=== Supplied records ===
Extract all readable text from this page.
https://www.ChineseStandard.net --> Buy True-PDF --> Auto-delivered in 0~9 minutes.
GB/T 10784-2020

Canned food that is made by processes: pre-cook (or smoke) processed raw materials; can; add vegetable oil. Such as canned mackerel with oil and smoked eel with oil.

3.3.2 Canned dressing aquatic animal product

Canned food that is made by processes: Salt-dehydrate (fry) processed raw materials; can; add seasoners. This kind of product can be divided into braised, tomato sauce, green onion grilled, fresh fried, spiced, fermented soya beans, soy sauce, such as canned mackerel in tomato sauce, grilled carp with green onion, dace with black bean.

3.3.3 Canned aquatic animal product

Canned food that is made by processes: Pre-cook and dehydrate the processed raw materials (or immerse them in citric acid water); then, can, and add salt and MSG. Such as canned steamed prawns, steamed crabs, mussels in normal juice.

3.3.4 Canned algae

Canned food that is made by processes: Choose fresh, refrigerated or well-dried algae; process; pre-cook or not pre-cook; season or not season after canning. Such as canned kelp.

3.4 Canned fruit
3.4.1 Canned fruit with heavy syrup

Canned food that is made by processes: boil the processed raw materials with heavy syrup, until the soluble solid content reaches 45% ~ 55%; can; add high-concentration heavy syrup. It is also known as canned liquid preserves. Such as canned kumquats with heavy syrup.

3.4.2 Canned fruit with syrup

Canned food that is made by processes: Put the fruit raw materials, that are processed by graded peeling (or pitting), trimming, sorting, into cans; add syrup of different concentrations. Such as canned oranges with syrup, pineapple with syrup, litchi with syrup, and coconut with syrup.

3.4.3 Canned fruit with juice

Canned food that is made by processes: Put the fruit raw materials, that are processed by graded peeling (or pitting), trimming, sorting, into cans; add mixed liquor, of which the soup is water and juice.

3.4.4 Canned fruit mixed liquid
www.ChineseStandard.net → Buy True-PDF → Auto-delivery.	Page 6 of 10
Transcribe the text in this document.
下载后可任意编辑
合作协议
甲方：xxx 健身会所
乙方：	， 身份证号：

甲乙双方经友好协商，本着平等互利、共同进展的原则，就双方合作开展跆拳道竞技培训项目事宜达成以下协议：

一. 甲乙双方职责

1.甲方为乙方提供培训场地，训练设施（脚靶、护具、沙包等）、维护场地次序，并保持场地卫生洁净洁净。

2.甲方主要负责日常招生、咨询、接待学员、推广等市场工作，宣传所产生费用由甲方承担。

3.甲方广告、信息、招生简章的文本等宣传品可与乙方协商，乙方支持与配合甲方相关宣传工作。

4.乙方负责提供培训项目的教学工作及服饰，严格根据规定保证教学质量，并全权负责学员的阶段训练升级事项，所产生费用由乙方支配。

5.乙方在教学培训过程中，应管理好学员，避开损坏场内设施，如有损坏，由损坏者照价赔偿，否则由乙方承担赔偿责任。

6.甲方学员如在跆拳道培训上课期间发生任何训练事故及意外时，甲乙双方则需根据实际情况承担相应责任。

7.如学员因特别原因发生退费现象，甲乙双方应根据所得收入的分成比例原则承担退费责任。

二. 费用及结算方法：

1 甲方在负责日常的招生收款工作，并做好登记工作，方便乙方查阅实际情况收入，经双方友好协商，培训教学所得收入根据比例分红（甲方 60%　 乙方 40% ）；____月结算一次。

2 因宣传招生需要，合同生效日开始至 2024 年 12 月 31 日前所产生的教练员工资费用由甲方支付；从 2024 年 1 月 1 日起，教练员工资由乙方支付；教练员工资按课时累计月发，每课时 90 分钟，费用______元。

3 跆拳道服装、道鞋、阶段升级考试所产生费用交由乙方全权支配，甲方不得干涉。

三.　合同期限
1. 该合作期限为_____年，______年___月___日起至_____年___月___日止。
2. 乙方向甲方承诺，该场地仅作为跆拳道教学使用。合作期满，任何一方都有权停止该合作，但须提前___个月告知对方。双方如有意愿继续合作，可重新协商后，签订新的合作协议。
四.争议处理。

=== Given problem ===
Reproduce every record above exactly as it appears.

=== Written response ===
Extract all readable text from this page.
https://www.ChineseStandard.net --> Buy True-PDF --> Auto-delivered in 0~9 minutes.
GB/T 10784-2020

Canned food that is made by processes: pre-cook (or smoke) processed raw materials; can; add vegetable oil. Such as canned mackerel with oil and smoked eel with oil.

3.3.2 Canned dressing aquatic animal product

Canned food that is made by processes: Salt-dehydrate (fry) processed raw materials; can; add seasoners. This kind of product can be divided into braised, tomato sauce, green onion grilled, fresh fried, spiced, fermented soya beans, soy sauce, such as canned mackerel in tomato sauce, grilled carp with green onion, dace with black bean.

3.3.3 Canned aquatic animal product

Canned food that is made by processes: Pre-cook and dehydrate the processed raw materials (or immerse them in citric acid water); then, can, and add salt and MSG. Such as canned steamed prawns, steamed crabs, mussels in normal juice.

3.3.4 Canned algae

Canned food that is made by processes: Choose fresh, refrigerated or well-dried algae; process; pre-cook or not pre-cook; season or not season after canning. Such as canned kelp.

3.4 Canned fruit
3.4.1 Canned fruit with heavy syrup

Canned food that is made by processes: boil the processed raw materials with heavy syrup, until the soluble solid content reaches 45% ~ 55%; can; add high-concentration heavy syrup. It is also known as canned liquid preserves. Such as canned kumquats with heavy syrup.

3.4.2 Canned fruit with syrup

Canned food that is made by processes: Put the fruit raw materials, that are processed by graded peeling (or pitting), trimming, sorting, into cans; add syrup of different concentrations. Such as canned oranges with syrup, pineapple with syrup, litchi with syrup, and coconut with syrup.

3.4.3 Canned fruit with juice

Canned food that is made by processes: Put the fruit raw materials, that are processed by graded peeling (or pitting), trimming, sorting, into cans; add mixed liquor, of which the soup is water and juice.

3.4.4 Canned fruit mixed liquid
www.ChineseStandard.net → Buy True-PDF → Auto-delivery.	Page 6 of 10
Transcribe the text in this document.
下载后可任意编辑
合作协议
甲方：xxx 健身会所
乙方：	， 身份证号：

甲乙双方经友好协商，本着平等互利、共同进展的原则，就双方合作开展跆拳道竞技培训项目事宜达成以下协议：

一. 甲乙双方职责

1.甲方为乙方提供培训场地，训练设施（脚靶、护具、沙包等）、维护场地次序，并保持场地卫生洁净洁净。

2.甲方主要负责日常招生、咨询、接待学员、推广等市场工作，宣传所产生费用由甲方承担。

3.甲方广告、信息、招生简章的文本等宣传品可与乙方协商，乙方支持与配合甲方相关宣传工作。

4.乙方负责提供培训项目的教学工作及服饰，严格根据规定保证教学质量，并全权负责学员的阶段训练升级事项，所产生费用由乙方支配。

5.乙方在教学培训过程中，应管理好学员，避开损坏场内设施，如有损坏，由损坏者照价赔偿，否则由乙方承担赔偿责任。

6.甲方学员如在跆拳道培训上课期间发生任何训练事故及意外时，甲乙双方则需根据实际情况承担相应责任。

7.如学员因特别原因发生退费现象，甲乙双方应根据所得收入的分成比例原则承担退费责任。

二. 费用及结算方法：

1 甲方在负责日常的招生收款工作，并做好登记工作，方便乙方查阅实际情况收入，经双方友好协商，培训教学所得收入根据比例分红（甲方 60%　 乙方 40% ）；____月结算一次。

2 因宣传招生需要，合同生效日开始至 2024 年 12 月 31 日前所产生的教练员工资费用由甲方支付；从 2024 年 1 月 1 日起，教练员工资由乙方支付；教练员工资按课时累计月发，每课时 90 分钟，费用______元。

3 跆拳道服装、道鞋、阶段升级考试所产生费用交由乙方全权支配，甲方不得干涉。

三.　合同期限
1. 该合作期限为_____年，______年___月___日起至_____年___月___日止。
2. 乙方向甲方承诺，该场地仅作为跆拳道教学使用。合作期满，任何一方都有权停止该合作，但须提前___个月告知对方。双方如有意愿继续合作，可重新协商后，签订新的合作协议。
四.争议处理。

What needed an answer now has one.